[Entries taken from a collection]

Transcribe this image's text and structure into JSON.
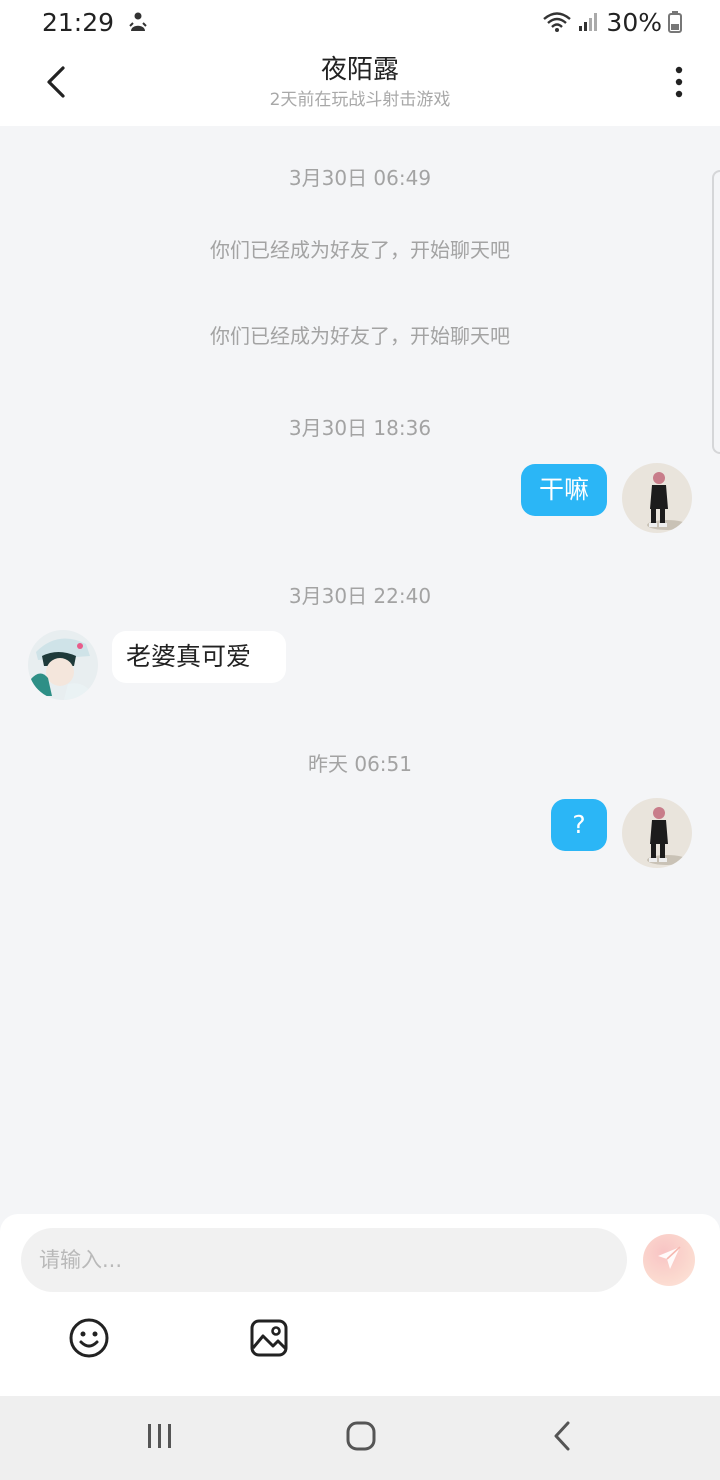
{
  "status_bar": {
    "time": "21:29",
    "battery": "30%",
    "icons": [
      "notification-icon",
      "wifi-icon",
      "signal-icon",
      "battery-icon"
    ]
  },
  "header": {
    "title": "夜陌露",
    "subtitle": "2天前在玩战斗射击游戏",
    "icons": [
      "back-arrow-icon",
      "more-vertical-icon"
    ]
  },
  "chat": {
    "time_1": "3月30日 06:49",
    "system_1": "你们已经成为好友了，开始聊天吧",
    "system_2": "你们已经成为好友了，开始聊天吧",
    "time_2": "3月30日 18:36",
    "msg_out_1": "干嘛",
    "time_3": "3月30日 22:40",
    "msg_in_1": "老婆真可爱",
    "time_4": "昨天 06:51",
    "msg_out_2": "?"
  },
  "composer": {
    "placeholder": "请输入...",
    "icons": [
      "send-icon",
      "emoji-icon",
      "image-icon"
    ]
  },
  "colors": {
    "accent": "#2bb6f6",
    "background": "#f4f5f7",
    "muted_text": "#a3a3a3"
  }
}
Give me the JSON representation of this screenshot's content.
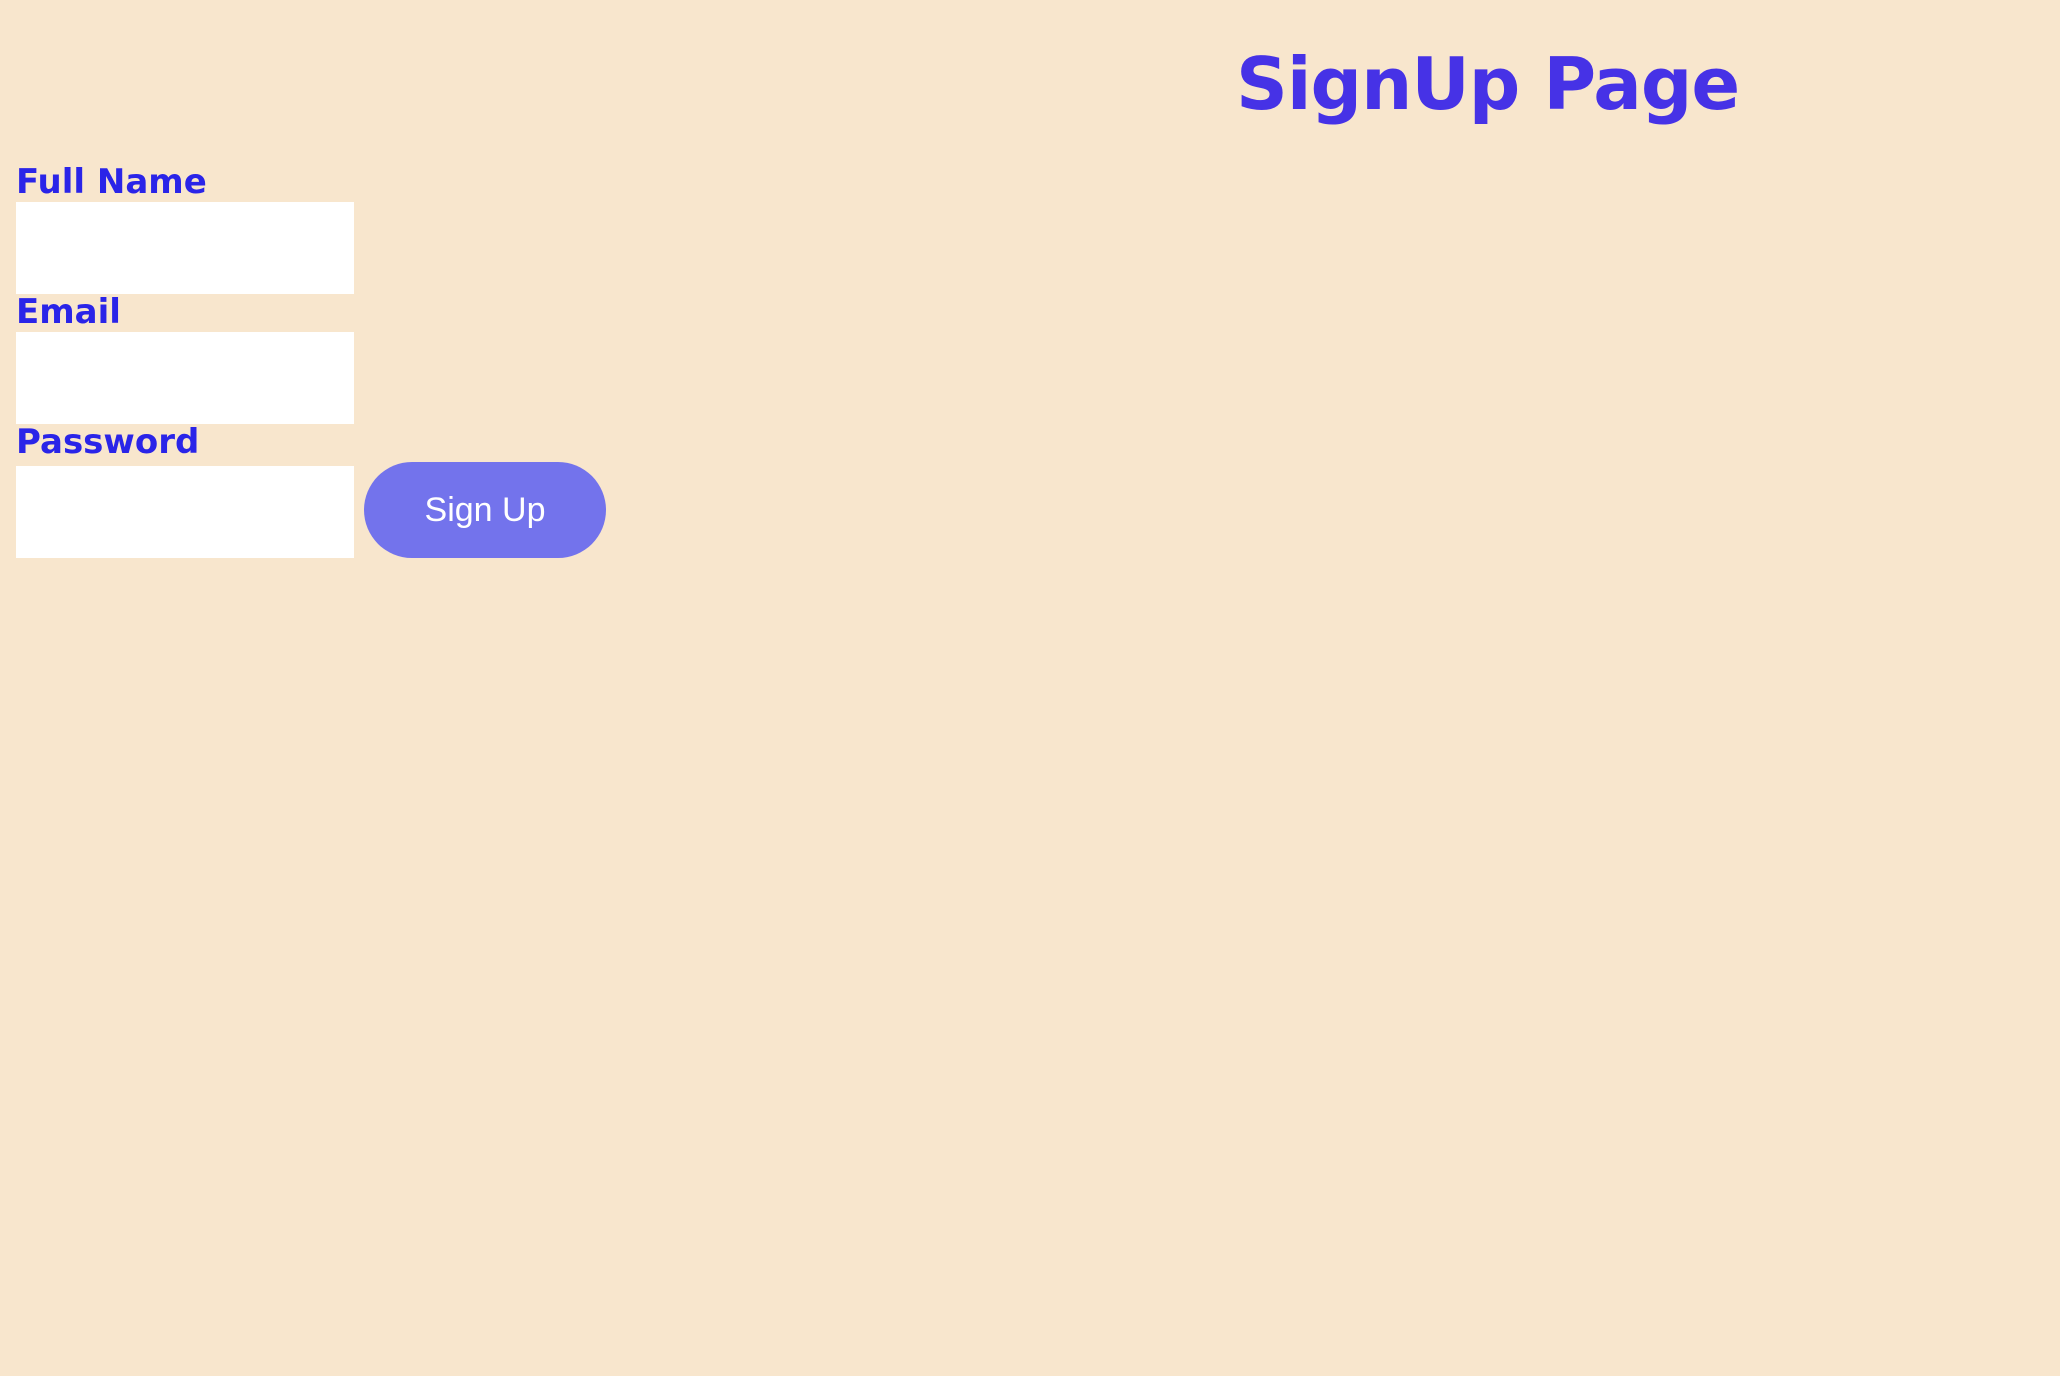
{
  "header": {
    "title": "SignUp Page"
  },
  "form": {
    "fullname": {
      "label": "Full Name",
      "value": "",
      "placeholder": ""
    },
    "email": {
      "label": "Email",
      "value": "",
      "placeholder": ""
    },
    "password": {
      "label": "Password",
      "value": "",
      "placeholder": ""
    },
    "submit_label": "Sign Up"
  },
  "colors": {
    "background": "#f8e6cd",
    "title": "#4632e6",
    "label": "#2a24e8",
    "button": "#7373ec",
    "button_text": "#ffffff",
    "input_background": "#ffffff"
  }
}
--
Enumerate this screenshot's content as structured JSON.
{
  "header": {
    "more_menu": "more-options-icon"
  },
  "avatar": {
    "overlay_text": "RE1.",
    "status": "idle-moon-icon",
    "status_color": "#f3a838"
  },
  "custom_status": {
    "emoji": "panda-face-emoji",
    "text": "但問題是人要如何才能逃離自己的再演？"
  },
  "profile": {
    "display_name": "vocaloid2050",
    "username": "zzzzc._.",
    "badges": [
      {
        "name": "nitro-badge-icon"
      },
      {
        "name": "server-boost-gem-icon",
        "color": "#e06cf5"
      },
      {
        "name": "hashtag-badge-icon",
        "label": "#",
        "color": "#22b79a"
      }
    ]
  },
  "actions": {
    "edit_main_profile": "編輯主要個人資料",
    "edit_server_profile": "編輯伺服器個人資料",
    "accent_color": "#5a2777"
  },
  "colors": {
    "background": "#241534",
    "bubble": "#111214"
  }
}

● Instructions for the task
State how many lines include the string "ffffff". Give no other information.

● Exercise answer
2